▸ **Your objective**
Report the count of lines below in which the string "document" occurs; include nothing else.

Saved data entries

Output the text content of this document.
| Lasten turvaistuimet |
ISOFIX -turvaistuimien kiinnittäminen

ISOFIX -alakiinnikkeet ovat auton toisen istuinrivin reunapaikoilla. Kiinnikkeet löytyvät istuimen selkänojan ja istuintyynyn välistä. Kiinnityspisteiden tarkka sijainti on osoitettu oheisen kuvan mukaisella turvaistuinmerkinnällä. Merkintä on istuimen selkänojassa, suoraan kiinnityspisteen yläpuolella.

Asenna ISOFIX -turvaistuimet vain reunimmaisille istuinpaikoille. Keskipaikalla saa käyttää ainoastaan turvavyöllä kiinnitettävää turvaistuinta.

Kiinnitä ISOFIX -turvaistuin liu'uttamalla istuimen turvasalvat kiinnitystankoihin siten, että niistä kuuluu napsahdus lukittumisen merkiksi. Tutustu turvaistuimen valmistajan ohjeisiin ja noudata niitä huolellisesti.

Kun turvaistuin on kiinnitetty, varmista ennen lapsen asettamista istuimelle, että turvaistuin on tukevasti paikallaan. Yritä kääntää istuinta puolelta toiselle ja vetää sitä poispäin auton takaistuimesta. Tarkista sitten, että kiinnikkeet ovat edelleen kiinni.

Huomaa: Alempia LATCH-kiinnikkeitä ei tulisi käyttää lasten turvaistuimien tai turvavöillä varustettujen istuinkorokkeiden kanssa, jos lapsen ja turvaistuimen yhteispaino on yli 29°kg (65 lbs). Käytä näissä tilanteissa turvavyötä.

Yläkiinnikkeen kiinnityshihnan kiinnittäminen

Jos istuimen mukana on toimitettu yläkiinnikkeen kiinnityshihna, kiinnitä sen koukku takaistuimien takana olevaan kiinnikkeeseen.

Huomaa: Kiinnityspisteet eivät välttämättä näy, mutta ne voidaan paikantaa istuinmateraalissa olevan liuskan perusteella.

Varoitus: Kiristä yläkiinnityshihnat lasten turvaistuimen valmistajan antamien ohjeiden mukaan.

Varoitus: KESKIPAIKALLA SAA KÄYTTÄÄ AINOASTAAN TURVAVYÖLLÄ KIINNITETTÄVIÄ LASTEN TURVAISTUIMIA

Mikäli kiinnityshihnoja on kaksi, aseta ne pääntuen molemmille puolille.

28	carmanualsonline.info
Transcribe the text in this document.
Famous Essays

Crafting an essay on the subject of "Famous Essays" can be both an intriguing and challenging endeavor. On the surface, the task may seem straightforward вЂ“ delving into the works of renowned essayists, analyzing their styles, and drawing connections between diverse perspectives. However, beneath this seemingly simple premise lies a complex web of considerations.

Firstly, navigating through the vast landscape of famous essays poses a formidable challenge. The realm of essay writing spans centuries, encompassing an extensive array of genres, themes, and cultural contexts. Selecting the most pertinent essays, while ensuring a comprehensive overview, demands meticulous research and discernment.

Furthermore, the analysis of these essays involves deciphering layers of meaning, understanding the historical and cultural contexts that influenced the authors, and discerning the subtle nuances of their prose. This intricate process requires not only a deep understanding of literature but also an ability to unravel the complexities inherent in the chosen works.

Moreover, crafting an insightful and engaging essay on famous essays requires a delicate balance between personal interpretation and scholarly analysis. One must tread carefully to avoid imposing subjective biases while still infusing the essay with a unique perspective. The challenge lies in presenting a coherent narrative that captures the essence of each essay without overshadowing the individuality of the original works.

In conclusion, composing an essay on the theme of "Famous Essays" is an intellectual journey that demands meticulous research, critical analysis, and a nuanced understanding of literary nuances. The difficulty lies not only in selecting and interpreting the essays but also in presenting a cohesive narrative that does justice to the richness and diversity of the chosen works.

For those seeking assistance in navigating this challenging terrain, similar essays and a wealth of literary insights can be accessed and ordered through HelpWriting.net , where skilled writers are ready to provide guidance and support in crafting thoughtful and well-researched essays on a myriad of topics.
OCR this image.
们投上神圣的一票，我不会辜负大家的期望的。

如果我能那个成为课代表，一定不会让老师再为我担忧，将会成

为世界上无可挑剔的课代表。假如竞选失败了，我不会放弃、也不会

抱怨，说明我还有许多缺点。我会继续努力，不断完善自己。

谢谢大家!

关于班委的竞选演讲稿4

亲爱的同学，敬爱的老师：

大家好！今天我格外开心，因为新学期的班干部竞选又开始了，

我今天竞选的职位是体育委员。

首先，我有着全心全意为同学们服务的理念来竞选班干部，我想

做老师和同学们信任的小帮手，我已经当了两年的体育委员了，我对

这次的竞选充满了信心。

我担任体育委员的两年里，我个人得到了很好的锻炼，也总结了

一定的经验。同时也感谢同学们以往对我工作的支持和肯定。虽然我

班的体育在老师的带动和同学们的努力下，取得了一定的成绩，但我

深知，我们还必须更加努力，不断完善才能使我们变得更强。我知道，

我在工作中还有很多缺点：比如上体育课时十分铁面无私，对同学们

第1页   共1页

▸ **Output**
2